Exactly reproduce each entry, leaving out nothing.

··· Records shown ···

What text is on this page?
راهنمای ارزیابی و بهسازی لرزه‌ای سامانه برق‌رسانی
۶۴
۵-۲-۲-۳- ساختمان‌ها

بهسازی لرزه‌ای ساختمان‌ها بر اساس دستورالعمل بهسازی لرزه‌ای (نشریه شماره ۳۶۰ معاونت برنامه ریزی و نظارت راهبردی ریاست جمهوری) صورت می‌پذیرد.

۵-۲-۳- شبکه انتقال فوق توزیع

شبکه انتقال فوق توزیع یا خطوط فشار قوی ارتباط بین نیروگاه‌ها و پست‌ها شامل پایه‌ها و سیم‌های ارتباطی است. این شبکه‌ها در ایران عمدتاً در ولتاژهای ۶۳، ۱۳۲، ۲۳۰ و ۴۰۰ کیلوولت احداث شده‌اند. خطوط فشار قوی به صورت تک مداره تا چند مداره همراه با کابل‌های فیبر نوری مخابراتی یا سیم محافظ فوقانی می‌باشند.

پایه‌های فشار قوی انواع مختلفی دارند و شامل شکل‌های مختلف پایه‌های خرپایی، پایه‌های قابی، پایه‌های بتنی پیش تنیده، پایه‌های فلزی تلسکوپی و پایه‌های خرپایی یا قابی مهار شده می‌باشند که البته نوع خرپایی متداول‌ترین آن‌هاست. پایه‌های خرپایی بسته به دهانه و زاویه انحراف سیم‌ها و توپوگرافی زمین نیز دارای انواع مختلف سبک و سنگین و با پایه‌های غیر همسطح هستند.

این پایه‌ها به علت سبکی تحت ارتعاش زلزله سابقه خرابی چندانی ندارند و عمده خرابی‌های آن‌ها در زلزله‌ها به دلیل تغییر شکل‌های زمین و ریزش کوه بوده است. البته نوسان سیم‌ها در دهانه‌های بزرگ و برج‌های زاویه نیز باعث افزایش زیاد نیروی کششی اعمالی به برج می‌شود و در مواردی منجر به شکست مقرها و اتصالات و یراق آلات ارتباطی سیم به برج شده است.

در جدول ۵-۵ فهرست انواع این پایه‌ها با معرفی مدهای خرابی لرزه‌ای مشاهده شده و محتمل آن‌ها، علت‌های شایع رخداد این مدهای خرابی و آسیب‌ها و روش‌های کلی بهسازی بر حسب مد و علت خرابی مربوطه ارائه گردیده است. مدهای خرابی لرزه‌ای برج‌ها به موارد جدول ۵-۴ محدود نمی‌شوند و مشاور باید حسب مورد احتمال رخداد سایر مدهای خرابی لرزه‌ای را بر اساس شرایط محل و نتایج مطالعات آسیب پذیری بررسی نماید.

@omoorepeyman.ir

···

**Completed exercise**.
What text is on this page?
راهنمای ارزیابی و بهسازی لرزه‌ای سامانه برق‌رسانی
۶۴
۵-۲-۲-۳- ساختمان‌ها

بهسازی لرزه‌ای ساختمان‌ها بر اساس دستورالعمل بهسازی لرزه‌ای (نشریه شماره ۳۶۰ معاونت برنامه ریزی و نظارت راهبردی ریاست جمهوری) صورت می‌پذیرد.

۵-۲-۳- شبکه انتقال فوق توزیع

شبکه انتقال فوق توزیع یا خطوط فشار قوی ارتباط بین نیروگاه‌ها و پست‌ها شامل پایه‌ها و سیم‌های ارتباطی است. این شبکه‌ها در ایران عمدتاً در ولتاژهای ۶۳، ۱۳۲، ۲۳۰ و ۴۰۰ کیلوولت احداث شده‌اند. خطوط فشار قوی به صورت تک مداره تا چند مداره همراه با کابل‌های فیبر نوری مخابراتی یا سیم محافظ فوقانی می‌باشند.

پایه‌های فشار قوی انواع مختلفی دارند و شامل شکل‌های مختلف پایه‌های خرپایی، پایه‌های قابی، پایه‌های بتنی پیش تنیده، پایه‌های فلزی تلسکوپی و پایه‌های خرپایی یا قابی مهار شده می‌باشند که البته نوع خرپایی متداول‌ترین آن‌هاست. پایه‌های خرپایی بسته به دهانه و زاویه انحراف سیم‌ها و توپوگرافی زمین نیز دارای انواع مختلف سبک و سنگین و با پایه‌های غیر همسطح هستند.

این پایه‌ها به علت سبکی تحت ارتعاش زلزله سابقه خرابی چندانی ندارند و عمده خرابی‌های آن‌ها در زلزله‌ها به دلیل تغییر شکل‌های زمین و ریزش کوه بوده است. البته نوسان سیم‌ها در دهانه‌های بزرگ و برج‌های زاویه نیز باعث افزایش زیاد نیروی کششی اعمالی به برج می‌شود و در مواردی منجر به شکست مقرها و اتصالات و یراق آلات ارتباطی سیم به برج شده است.

در جدول ۵-۵ فهرست انواع این پایه‌ها با معرفی مدهای خرابی لرزه‌ای مشاهده شده و محتمل آن‌ها، علت‌های شایع رخداد این مدهای خرابی و آسیب‌ها و روش‌های کلی بهسازی بر حسب مد و علت خرابی مربوطه ارائه گردیده است. مدهای خرابی لرزه‌ای برج‌ها به موارد جدول ۵-۴ محدود نمی‌شوند و مشاور باید حسب مورد احتمال رخداد سایر مدهای خرابی لرزه‌ای را بر اساس شرایط محل و نتایج مطالعات آسیب پذیری بررسی نماید.

@omoorepeyman.ir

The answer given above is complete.